MATERIAL SHOWN >>
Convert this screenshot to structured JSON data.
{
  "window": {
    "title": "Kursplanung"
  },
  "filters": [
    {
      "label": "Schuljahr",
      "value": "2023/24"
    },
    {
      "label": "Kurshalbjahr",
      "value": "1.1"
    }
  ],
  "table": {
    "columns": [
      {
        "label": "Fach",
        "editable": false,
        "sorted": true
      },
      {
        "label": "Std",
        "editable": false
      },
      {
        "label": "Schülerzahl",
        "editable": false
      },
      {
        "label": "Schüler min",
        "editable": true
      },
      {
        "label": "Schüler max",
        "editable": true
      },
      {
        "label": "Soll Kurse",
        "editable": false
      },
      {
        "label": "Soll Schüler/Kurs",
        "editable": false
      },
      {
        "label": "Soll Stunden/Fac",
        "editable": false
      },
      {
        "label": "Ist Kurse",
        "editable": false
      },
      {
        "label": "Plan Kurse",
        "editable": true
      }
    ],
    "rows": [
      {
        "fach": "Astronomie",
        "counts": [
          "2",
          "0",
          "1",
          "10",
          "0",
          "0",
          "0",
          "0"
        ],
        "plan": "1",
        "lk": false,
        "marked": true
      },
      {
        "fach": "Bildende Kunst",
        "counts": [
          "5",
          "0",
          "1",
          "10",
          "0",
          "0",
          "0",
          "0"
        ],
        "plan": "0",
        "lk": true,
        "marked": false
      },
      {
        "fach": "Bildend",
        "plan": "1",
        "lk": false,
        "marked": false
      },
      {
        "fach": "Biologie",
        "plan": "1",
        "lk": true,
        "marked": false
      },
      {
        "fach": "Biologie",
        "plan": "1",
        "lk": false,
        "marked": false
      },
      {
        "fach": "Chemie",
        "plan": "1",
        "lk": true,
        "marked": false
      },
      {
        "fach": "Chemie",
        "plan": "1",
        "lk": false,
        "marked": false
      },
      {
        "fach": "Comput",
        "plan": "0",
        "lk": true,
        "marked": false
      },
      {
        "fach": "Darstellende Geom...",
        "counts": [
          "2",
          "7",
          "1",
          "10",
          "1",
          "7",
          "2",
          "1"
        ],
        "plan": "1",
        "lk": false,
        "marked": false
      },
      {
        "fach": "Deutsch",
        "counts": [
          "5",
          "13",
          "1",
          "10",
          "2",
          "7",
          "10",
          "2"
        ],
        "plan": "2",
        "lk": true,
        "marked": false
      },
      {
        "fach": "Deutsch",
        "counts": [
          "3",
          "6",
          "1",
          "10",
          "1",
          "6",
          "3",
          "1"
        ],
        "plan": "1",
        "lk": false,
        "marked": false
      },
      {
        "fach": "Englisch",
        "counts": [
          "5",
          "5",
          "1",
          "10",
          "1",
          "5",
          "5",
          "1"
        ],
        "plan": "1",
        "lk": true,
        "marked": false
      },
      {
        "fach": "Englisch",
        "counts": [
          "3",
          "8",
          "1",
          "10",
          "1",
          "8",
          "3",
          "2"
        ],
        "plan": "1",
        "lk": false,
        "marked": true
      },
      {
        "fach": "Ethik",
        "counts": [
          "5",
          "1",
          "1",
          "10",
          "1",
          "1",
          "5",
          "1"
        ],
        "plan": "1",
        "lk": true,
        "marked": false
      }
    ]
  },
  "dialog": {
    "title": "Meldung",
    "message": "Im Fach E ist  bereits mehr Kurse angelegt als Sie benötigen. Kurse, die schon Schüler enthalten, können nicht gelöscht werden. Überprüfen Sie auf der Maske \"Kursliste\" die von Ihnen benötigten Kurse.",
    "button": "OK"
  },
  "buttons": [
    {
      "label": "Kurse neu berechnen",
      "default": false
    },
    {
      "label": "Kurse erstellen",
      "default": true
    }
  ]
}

EXERCISE REQUIREMENTS >> Which lines of the data include "Kurse"? Copy each of them.

WRITTEN SOLUTION >>
        "label": "Soll Kurse",
        "label": "Ist Kurse",
        "label": "Plan Kurse",
    "message": "Im Fach E ist  bereits mehr Kurse angelegt als Sie benötigen. Kurse, die schon Schüler enthalten, können nicht gelöscht werden. Überprüfen Sie auf der Maske \"Kursliste\" die von Ihnen benötigten Kurse.",
      "label": "Kurse neu berechnen",
      "label": "Kurse erstellen",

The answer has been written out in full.